The request - Repeat the material exactly as it appears.
# Start of Records provided
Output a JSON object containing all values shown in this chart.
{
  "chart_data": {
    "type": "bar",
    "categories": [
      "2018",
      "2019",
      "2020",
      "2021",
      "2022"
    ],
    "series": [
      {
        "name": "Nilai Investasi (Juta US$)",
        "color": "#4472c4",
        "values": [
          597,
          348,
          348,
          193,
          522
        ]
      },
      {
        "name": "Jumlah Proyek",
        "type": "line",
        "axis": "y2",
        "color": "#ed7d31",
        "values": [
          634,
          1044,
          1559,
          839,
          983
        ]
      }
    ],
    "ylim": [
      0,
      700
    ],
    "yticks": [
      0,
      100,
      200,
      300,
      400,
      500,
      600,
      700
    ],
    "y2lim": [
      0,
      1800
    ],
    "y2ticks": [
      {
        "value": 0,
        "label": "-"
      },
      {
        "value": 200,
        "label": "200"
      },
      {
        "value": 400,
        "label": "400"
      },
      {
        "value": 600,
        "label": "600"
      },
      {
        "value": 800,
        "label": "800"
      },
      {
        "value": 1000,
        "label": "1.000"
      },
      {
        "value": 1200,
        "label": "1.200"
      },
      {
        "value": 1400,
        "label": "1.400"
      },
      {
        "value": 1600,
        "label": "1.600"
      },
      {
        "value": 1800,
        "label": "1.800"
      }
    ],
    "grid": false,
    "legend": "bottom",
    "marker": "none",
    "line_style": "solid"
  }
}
# End of Records provided
Written reply -
Output a JSON object containing all values shown in this chart.
{
  "chart_data": {
    "type": "bar",
    "categories": [
      "2018",
      "2019",
      "2020",
      "2021",
      "2022"
    ],
    "series": [
      {
        "name": "Nilai Investasi (Juta US$)",
        "color": "#4472c4",
        "values": [
          597,
          348,
          348,
          193,
          522
        ]
      },
      {
        "name": "Jumlah Proyek",
        "type": "line",
        "axis": "y2",
        "color": "#ed7d31",
        "values": [
          634,
          1044,
          1559,
          839,
          983
        ]
      }
    ],
    "ylim": [
      0,
      700
    ],
    "yticks": [
      0,
      100,
      200,
      300,
      400,
      500,
      600,
      700
    ],
    "y2lim": [
      0,
      1800
    ],
    "y2ticks": [
      {
        "value": 0,
        "label": "-"
      },
      {
        "value": 200,
        "label": "200"
      },
      {
        "value": 400,
        "label": "400"
      },
      {
        "value": 600,
        "label": "600"
      },
      {
        "value": 800,
        "label": "800"
      },
      {
        "value": 1000,
        "label": "1.000"
      },
      {
        "value": 1200,
        "label": "1.200"
      },
      {
        "value": 1400,
        "label": "1.400"
      },
      {
        "value": 1600,
        "label": "1.600"
      },
      {
        "value": 1800,
        "label": "1.800"
      }
    ],
    "grid": false,
    "legend": "bottom",
    "marker": "none",
    "line_style": "solid"
  }
}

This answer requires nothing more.